Requirement A. Reproduce the RBI credit package passage below word for word, in full.

Document passage.
——

The RBI’s recently released data indicate that the demand for bank credit has slackened in November 2008 (from 25% YoY growth during the period April to September) despite comfortable liquidity. Higher input costs and dampened demand have also dented corporate profitability while the uncertainty surrounding the crisis has affected business confidence.
The following are some of the key highlights of the package
The central bank has once again tweaked its oft-used tools of monetary policy to offer additional liquidity to the banking system. It has reduced the repo rate (rate at which it lends to banks) by 1% from 7.5% to 6.5% and the reverse repo rate (rate at which banks lend to RBI) by 1% from 6.0% to 5.0%, effective December 8, 2008.
To enhance credit delivery to the labour- intensive micro and small enterprises (MSE) sector, the RBI will provide refinance facility to the tune of Rs 70 bn to the Small Industries Development Bank of India (SIDBI) that is the prime financer to such enterprises.
To bring some relief to the real estate and housing finance sector, the RBI has allowed loans granted by banks to housing finance companies (HFCs) for lending towards houses costing less than Rs 2 m to be classified under priority sector lending. However, the eligibility under this measure will be restricted to 5% of the individual bank’s total advances. This dispensation will apply to loans granted by banks to HFCs up to March 2010. A refinance facility of Rs 40 bn is also being worked upon for the National Housing Bank (NHB) to lend directly to HFCs. Further to prevent banks from accumulating large real estate - linked NPAs, the RBI has extended an ‘exceptional/ concessional treatment’ to loans disbursed to the sector that are currently delinquent but can be restructured by June 2009.
Proposals have also been put forward for easing credit to exporters and allowing repayment of foreign debt by Indian corporates.
While the package essentially caters to the sectors that are currently under stress, the central bank is hopeful that it will extend some respite to the others that have the potential to shoulder the revival of the economy during the slowdown.

——

Records for this exercise.
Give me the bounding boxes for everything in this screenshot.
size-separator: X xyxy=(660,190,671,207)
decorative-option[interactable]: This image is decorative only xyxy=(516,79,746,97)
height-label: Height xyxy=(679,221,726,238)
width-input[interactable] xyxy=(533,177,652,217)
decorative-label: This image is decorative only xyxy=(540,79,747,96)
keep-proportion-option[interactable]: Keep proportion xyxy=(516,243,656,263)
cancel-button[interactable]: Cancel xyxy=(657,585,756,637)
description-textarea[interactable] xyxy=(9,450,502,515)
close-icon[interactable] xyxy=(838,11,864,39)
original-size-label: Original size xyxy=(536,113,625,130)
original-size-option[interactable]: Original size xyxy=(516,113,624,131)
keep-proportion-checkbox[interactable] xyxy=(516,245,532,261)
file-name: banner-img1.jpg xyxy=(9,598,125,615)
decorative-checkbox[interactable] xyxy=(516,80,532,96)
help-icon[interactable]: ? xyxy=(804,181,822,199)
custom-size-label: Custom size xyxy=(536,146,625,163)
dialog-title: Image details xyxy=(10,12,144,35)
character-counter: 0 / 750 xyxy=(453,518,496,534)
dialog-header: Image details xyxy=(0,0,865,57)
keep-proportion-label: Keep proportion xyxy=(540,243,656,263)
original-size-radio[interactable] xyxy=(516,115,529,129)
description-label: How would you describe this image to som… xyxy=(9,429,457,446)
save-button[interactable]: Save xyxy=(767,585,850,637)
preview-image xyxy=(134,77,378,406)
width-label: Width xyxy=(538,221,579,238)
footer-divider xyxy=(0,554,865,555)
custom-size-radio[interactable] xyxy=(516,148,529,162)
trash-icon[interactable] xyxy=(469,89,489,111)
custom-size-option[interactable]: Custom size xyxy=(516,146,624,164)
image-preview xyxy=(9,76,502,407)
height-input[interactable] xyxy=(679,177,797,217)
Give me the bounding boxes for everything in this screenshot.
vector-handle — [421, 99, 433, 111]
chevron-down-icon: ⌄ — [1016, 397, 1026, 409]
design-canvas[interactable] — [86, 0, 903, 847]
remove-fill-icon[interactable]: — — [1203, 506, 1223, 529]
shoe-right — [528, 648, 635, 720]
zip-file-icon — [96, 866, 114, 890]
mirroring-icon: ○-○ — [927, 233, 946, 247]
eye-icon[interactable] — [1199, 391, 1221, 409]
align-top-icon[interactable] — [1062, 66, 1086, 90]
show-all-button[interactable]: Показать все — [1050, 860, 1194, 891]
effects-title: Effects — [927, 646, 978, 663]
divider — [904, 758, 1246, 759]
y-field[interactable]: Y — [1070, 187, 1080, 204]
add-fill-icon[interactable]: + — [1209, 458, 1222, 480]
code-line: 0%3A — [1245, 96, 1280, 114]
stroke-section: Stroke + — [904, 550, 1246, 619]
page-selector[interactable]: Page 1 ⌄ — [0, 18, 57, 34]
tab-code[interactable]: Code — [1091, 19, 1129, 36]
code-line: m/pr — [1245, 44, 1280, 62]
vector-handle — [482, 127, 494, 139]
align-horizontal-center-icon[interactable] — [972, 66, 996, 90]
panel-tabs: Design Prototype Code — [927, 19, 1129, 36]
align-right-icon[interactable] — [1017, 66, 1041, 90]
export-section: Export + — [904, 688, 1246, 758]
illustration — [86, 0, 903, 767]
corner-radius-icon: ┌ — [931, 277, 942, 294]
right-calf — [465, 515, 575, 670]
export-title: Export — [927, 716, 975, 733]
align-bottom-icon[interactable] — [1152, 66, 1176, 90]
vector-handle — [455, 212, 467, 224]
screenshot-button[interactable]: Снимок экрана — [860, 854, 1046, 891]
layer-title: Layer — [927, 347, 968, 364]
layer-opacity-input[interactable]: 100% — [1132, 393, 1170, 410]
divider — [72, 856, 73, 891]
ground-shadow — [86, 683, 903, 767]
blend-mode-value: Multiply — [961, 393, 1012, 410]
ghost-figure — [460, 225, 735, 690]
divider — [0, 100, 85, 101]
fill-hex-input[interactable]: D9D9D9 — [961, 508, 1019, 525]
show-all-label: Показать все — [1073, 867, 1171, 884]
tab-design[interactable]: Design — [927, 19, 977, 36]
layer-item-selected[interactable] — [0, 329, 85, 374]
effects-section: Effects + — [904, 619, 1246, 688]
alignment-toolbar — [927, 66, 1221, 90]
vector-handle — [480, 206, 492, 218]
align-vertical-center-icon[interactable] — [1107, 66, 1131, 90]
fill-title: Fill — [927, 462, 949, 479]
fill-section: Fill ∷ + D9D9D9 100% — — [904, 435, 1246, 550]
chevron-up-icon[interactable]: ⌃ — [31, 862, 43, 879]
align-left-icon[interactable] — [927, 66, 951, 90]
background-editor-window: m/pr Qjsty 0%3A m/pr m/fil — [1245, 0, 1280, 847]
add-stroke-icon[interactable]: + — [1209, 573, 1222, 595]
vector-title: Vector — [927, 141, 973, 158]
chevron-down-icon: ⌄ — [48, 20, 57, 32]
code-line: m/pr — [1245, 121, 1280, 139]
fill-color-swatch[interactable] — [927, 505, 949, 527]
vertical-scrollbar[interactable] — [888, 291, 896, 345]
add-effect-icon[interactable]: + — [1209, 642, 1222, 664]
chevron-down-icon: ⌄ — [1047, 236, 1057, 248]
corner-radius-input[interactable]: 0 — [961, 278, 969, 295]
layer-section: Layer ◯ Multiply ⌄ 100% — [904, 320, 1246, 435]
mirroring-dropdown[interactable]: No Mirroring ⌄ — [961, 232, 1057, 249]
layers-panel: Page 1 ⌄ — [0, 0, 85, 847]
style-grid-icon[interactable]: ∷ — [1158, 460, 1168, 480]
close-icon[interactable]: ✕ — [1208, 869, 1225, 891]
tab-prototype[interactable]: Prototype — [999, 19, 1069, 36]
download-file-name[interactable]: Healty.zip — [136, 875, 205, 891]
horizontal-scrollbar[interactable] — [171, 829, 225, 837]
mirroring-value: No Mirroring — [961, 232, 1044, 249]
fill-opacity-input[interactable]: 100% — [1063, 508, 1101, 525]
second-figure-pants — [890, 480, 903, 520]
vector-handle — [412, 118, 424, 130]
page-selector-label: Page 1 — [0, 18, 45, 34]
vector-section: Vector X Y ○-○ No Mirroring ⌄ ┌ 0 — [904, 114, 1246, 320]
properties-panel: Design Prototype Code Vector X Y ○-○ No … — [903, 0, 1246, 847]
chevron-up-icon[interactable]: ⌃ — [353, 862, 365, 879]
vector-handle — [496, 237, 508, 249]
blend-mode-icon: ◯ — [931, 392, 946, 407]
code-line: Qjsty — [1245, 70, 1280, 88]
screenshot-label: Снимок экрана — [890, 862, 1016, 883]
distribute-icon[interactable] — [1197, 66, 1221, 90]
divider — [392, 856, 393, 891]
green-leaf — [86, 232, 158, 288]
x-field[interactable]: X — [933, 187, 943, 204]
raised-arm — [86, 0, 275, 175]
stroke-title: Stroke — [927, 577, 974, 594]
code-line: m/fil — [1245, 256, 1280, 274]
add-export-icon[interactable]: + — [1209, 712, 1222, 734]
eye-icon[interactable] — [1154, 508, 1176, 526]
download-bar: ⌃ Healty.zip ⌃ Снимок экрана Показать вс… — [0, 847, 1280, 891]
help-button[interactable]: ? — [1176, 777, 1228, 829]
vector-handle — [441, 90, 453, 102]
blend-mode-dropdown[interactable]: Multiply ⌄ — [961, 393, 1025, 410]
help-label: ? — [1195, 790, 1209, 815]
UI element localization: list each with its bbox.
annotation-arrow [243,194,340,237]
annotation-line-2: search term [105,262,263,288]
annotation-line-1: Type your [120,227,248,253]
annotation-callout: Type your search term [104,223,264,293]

——

Requirement B. Duplicate the rows above from their first line up to and including the line with "original-size-option[interactable]: Original size", keeping every character unchanged.

Written response A.
The RBI’s recently released data indicate that the demand for bank credit has slackened in November 2008 (from 25% YoY growth during the period April to September) despite comfortable liquidity. Higher input costs and dampened demand have also dented corporate profitability while the uncertainty surrounding the crisis has affected business confidence.
The following are some of the key highlights of the package
The central bank has once again tweaked its oft-used tools of monetary policy to offer additional liquidity to the banking system. It has reduced the repo rate (rate at which it lends to banks) by 1% from 7.5% to 6.5% and the reverse repo rate (rate at which banks lend to RBI) by 1% from 6.0% to 5.0%, effective December 8, 2008.
To enhance credit delivery to the labour- intensive micro and small enterprises (MSE) sector, the RBI will provide refinance facility to the tune of Rs 70 bn to the Small Industries Development Bank of India (SIDBI) that is the prime financer to such enterprises.
To bring some relief to the real estate and housing finance sector, the RBI has allowed loans granted by banks to housing finance companies (HFCs) for lending towards houses costing less than Rs 2 m to be classified under priority sector lending. However, the eligibility under this measure will be restricted to 5% of the individual bank’s total advances. This dispensation will apply to loans granted by banks to HFCs up to March 2010. A refinance facility of Rs 40 bn is also being worked upon for the National Housing Bank (NHB) to lend directly to HFCs. Further to prevent banks from accumulating large real estate - linked NPAs, the RBI has extended an ‘exceptional/ concessional treatment’ to loans disbursed to the sector that are currently delinquent but can be restructured by June 2009.
Proposals have also been put forward for easing credit to exporters and allowing repayment of foreign debt by Indian corporates.
While the package essentially caters to the sectors that are currently under stress, the central bank is hopeful that it will extend some respite to the others that have the potential to shoulder the revival of the economy during the slowdown.

Written response B.
Give me the bounding boxes for everything in this screenshot.
size-separator: X xyxy=(660,190,671,207)
decorative-option[interactable]: This image is decorative only xyxy=(516,79,746,97)
height-label: Height xyxy=(679,221,726,238)
width-input[interactable] xyxy=(533,177,652,217)
decorative-label: This image is decorative only xyxy=(540,79,747,96)
keep-proportion-option[interactable]: Keep proportion xyxy=(516,243,656,263)
cancel-button[interactable]: Cancel xyxy=(657,585,756,637)
description-textarea[interactable] xyxy=(9,450,502,515)
close-icon[interactable] xyxy=(838,11,864,39)
original-size-label: Original size xyxy=(536,113,625,130)
original-size-option[interactable]: Original size xyxy=(516,113,624,131)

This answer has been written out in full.